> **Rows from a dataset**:
========================
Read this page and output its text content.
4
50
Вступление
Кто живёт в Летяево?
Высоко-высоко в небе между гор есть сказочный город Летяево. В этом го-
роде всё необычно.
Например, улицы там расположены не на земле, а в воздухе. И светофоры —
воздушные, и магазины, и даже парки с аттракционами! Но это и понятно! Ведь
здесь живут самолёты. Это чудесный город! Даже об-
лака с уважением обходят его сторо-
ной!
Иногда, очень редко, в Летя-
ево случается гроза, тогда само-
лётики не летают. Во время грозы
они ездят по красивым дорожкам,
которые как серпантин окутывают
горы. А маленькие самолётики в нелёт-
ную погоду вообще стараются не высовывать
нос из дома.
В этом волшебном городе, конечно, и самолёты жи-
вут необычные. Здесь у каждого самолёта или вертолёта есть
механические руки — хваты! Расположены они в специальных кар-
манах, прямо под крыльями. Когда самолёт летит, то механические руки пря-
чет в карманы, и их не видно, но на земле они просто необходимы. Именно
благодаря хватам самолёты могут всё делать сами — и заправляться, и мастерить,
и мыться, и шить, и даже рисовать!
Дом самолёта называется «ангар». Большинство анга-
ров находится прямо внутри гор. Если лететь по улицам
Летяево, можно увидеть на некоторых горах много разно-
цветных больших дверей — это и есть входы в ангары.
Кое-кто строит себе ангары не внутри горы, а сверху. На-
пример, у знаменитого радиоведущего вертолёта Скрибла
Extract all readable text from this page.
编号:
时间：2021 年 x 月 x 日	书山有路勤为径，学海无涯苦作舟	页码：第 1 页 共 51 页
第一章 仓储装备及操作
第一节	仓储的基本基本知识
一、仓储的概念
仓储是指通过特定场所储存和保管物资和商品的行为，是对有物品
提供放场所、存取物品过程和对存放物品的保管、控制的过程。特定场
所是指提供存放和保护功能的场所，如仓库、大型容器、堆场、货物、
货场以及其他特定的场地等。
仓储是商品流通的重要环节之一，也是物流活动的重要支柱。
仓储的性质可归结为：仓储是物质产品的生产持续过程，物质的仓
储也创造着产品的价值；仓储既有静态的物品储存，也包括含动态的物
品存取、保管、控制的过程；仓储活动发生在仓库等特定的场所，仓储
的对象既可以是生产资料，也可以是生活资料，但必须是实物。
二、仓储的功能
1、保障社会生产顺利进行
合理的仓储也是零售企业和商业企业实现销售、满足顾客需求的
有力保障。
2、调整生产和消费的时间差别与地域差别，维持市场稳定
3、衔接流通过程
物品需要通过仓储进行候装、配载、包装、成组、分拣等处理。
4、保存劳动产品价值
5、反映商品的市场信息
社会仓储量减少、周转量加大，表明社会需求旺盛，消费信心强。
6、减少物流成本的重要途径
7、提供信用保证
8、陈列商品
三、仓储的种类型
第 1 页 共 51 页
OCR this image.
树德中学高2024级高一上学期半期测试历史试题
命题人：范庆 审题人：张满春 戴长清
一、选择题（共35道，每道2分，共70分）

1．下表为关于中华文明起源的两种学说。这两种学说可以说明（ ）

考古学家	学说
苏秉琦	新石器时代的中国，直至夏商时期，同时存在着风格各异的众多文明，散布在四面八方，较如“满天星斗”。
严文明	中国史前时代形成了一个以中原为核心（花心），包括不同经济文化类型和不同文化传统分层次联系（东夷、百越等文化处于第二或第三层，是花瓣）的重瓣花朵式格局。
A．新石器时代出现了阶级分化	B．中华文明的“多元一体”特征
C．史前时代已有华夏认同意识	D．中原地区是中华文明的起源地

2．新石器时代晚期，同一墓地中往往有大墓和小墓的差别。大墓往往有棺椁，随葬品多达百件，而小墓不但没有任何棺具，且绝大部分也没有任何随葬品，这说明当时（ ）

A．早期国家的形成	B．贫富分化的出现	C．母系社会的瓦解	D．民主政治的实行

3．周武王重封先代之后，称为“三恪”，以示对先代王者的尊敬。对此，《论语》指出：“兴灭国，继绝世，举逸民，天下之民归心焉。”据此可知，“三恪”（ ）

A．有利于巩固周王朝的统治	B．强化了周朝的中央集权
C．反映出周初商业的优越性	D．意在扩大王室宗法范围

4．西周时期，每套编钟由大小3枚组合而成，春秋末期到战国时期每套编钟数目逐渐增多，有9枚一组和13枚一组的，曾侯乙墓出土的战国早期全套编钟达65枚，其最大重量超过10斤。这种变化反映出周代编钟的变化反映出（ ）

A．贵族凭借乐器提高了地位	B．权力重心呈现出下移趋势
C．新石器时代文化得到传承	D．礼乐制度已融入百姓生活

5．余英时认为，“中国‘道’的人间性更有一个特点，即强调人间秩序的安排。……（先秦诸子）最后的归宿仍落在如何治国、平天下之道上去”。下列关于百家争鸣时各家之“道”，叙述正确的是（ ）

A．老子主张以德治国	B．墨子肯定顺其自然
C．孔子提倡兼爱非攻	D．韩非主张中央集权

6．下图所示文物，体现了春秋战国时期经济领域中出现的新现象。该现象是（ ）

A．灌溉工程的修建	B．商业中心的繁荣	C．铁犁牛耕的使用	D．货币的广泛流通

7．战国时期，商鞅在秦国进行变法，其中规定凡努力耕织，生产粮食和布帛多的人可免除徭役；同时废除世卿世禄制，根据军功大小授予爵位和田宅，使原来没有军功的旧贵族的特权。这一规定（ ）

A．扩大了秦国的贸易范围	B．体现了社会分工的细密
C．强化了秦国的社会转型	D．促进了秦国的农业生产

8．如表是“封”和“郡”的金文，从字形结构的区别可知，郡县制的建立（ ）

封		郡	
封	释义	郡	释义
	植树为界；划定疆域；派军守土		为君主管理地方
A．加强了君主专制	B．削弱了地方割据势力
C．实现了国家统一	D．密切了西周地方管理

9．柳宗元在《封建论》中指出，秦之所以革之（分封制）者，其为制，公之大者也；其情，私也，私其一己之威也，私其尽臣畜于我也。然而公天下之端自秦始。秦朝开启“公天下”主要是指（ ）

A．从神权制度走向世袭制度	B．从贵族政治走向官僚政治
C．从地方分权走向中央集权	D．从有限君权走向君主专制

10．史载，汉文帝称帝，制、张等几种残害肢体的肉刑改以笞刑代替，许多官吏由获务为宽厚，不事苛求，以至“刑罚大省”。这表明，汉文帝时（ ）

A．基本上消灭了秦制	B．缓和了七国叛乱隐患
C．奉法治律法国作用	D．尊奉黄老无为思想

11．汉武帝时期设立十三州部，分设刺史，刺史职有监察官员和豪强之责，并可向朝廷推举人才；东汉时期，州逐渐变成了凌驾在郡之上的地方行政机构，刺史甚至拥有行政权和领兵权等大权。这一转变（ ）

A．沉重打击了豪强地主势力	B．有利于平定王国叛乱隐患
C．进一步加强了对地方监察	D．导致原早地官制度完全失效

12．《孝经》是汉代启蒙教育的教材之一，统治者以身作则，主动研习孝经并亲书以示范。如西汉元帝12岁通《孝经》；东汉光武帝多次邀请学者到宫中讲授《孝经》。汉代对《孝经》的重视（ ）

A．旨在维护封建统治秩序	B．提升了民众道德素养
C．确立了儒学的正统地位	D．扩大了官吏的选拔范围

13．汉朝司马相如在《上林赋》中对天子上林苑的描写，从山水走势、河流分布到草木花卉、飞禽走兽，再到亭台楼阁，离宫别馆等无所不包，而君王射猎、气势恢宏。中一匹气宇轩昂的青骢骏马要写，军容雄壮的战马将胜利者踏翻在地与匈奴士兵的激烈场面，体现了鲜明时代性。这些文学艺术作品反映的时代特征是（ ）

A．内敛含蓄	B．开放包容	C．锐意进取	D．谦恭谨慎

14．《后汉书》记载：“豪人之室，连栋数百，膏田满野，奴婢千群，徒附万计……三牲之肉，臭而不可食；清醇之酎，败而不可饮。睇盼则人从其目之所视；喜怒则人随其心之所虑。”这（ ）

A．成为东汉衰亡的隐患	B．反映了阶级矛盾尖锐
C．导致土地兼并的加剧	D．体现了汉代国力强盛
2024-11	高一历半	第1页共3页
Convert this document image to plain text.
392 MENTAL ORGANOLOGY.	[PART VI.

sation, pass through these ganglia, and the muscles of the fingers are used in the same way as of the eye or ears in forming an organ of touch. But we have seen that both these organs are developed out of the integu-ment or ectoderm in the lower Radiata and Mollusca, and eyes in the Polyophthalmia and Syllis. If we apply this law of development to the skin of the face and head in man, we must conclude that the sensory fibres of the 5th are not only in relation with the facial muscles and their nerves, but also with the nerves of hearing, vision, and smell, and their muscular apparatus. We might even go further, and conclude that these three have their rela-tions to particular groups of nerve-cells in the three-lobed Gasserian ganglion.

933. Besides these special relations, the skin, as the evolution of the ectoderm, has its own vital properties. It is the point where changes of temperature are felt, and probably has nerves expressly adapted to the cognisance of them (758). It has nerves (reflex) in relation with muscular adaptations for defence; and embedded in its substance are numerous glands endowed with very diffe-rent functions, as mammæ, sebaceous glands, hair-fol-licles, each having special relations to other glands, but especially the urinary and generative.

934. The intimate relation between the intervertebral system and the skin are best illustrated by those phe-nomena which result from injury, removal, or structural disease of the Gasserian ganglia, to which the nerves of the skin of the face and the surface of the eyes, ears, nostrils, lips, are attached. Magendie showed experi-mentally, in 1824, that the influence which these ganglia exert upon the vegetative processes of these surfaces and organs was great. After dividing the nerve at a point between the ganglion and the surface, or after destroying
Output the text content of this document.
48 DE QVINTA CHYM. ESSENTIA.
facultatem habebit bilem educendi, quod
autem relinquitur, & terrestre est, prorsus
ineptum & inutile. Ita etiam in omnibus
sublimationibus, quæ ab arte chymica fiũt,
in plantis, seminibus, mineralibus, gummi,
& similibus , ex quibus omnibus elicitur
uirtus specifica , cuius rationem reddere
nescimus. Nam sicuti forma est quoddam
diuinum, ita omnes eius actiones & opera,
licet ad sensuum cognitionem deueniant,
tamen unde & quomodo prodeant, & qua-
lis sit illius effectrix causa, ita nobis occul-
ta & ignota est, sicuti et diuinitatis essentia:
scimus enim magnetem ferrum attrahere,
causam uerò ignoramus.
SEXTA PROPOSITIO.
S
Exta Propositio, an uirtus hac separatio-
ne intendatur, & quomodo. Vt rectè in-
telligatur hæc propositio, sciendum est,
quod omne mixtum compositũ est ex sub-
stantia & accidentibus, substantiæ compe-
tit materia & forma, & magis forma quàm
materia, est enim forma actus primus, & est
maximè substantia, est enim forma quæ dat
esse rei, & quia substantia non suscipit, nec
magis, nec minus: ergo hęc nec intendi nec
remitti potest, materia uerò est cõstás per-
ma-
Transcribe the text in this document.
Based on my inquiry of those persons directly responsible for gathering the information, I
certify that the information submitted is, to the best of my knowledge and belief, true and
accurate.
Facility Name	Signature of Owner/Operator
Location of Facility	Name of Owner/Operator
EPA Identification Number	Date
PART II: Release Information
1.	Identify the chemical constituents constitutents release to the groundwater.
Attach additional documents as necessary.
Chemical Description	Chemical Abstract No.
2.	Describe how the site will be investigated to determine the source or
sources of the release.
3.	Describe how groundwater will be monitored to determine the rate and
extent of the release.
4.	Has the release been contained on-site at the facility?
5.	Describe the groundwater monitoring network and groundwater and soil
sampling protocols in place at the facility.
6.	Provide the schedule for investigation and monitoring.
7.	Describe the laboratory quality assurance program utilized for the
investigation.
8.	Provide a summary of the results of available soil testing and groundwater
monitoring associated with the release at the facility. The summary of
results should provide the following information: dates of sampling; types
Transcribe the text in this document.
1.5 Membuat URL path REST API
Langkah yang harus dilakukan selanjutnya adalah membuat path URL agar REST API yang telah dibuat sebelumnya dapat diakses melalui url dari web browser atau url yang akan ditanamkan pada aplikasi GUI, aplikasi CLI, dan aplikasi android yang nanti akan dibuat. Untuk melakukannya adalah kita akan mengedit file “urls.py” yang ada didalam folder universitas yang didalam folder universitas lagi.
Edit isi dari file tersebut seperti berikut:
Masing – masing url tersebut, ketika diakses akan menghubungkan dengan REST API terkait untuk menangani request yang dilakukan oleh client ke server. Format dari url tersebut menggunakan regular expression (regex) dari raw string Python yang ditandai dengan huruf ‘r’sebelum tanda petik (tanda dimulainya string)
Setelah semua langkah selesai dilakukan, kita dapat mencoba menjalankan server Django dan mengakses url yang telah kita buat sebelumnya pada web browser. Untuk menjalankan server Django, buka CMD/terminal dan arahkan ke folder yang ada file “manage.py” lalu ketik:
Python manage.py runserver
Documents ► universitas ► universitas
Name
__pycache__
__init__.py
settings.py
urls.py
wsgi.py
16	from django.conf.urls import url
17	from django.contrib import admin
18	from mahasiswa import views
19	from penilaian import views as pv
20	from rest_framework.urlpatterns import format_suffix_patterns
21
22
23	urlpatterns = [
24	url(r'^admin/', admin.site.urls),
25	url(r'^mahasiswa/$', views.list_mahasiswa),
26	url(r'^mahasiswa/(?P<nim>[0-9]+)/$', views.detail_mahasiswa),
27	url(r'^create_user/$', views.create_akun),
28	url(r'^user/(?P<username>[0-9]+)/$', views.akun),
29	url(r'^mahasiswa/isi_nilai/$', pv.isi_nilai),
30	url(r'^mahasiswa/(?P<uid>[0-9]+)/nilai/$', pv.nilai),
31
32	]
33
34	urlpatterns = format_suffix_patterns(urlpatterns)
========================
> **CHALLENGE**: Your task is to collect every line above that contains the word "uerò".

> **OUTPUT FOR THIS TASK**:
causam uerò ignoramus.
remitti potest, materia uerò est cõstás per-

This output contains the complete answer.